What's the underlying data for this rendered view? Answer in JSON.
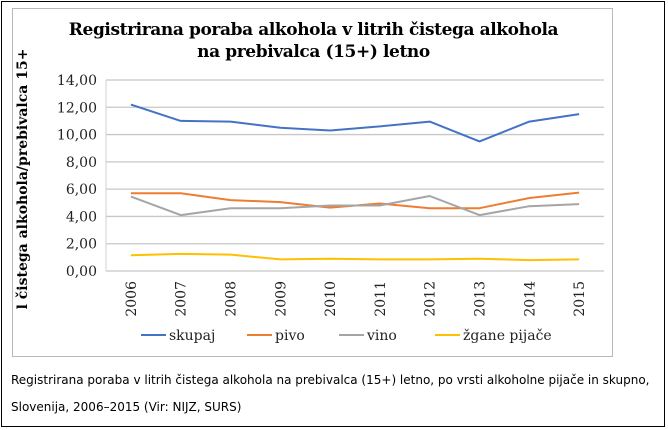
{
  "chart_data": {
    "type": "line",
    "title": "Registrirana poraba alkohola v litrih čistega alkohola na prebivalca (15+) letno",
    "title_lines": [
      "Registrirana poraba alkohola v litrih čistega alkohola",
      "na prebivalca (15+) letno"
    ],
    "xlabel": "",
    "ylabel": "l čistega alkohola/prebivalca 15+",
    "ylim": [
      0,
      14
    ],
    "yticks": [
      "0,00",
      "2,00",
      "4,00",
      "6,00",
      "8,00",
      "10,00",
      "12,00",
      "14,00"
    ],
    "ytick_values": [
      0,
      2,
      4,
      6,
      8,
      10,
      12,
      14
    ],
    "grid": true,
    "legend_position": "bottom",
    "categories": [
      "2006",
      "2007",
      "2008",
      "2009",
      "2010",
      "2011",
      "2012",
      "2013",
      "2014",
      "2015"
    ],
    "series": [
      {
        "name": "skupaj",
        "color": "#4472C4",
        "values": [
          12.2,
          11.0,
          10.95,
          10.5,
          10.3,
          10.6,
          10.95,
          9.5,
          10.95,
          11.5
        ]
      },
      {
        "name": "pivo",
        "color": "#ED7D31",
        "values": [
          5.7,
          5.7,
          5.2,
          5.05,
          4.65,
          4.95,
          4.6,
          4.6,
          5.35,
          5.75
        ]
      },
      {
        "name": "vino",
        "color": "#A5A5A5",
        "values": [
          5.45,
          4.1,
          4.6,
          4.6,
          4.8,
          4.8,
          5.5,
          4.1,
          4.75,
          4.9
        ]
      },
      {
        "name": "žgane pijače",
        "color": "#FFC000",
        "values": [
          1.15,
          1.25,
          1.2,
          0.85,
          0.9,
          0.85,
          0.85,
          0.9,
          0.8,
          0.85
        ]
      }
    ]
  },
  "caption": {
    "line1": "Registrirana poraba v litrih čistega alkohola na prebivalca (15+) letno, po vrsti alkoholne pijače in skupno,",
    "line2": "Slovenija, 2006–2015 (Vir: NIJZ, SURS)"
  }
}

...

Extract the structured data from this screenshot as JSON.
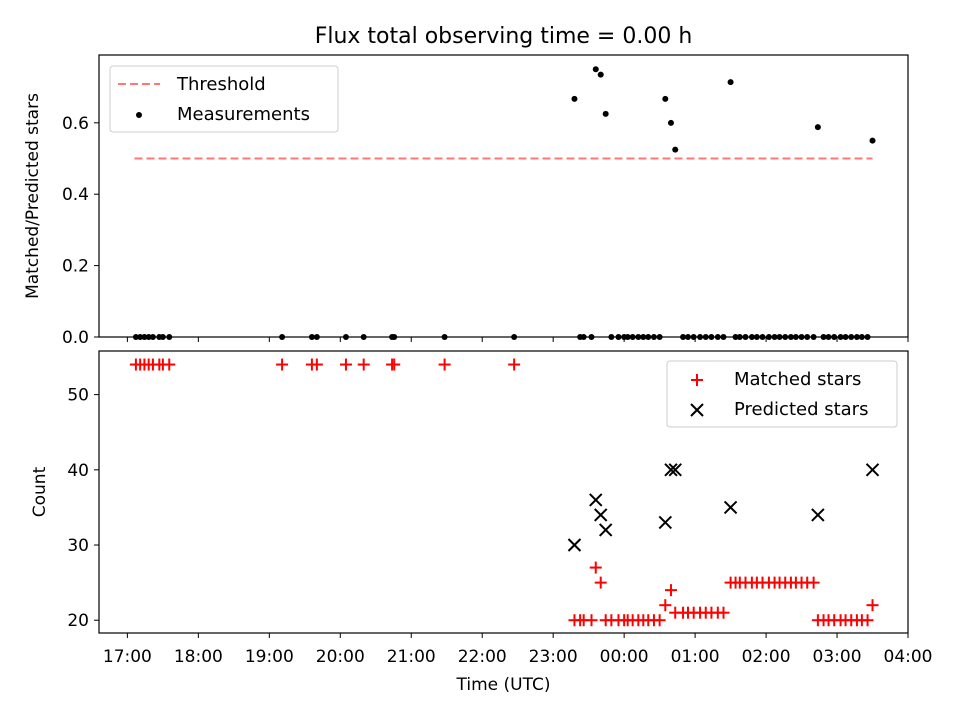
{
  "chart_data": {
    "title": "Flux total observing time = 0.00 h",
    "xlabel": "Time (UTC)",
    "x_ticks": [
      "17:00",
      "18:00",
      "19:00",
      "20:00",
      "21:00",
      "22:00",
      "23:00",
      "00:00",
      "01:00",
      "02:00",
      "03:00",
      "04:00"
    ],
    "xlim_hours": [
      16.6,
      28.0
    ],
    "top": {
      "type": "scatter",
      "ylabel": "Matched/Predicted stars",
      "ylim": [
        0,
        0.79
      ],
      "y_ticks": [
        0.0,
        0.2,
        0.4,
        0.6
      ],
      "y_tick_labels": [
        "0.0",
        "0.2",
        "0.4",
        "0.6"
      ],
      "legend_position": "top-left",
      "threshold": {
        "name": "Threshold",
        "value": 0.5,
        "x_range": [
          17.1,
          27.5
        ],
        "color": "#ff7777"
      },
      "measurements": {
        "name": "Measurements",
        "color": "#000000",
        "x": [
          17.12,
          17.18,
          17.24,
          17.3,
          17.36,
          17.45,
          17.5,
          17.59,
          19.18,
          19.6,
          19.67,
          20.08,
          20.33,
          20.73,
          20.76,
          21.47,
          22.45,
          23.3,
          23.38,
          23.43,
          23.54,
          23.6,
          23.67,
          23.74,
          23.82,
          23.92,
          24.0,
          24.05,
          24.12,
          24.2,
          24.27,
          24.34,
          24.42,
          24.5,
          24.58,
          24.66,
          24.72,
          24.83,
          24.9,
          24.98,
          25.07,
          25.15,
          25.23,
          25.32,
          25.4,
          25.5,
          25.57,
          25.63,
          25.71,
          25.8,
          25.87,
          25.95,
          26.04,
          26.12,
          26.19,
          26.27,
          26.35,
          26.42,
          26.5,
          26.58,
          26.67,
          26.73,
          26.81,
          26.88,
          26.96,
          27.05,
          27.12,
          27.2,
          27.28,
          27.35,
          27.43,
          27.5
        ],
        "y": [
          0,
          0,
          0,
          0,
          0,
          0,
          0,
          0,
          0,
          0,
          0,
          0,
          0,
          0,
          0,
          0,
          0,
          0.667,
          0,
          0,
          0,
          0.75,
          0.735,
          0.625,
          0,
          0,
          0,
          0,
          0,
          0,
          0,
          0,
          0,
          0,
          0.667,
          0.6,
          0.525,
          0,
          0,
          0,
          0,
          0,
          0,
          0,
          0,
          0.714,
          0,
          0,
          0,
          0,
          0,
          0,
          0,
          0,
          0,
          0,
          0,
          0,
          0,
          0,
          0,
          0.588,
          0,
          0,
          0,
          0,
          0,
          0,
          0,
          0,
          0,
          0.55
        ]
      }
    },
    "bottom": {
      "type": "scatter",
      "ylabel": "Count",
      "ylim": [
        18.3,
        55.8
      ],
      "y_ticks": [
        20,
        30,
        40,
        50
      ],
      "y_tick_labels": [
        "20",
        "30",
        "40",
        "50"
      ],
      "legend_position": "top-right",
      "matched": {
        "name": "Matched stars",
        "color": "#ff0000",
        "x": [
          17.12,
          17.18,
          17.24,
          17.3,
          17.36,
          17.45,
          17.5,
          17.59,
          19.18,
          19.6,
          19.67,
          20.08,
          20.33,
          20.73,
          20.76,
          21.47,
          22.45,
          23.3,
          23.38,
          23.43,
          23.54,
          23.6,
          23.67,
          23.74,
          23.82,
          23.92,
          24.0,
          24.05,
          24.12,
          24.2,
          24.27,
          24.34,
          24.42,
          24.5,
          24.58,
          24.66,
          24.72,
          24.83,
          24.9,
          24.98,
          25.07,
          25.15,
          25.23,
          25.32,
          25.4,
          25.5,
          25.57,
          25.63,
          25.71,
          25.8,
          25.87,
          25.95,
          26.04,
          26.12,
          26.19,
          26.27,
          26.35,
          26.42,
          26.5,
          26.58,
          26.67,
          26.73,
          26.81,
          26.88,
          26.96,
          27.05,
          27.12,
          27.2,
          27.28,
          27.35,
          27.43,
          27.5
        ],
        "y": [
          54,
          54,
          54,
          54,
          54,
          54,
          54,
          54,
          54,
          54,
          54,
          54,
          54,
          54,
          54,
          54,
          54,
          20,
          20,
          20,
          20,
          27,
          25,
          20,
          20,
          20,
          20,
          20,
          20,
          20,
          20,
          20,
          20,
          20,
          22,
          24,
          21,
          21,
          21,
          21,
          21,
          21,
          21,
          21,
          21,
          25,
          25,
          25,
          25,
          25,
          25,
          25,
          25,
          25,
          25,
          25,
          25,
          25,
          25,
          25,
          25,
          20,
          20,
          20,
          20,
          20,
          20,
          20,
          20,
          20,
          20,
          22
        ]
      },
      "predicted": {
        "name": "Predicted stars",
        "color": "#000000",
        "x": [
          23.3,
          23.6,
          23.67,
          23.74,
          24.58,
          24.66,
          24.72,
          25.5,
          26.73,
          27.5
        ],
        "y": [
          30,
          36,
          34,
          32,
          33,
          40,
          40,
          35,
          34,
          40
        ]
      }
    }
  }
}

» STATED PROBLEM
Pull out every line holding "litrih" from the records above, and copy it.

» SOLUTION BELOW
    "title": "Registrirana poraba alkohola v litrih čistega alkohola na prebivalca (15+) letno",
      "Registrirana poraba alkohola v litrih čistega alkohola",
    "line1": "Registrirana poraba v litrih čistega alkohola na prebivalca (15+) letno, po vrsti alkoholne pijače in skupno,",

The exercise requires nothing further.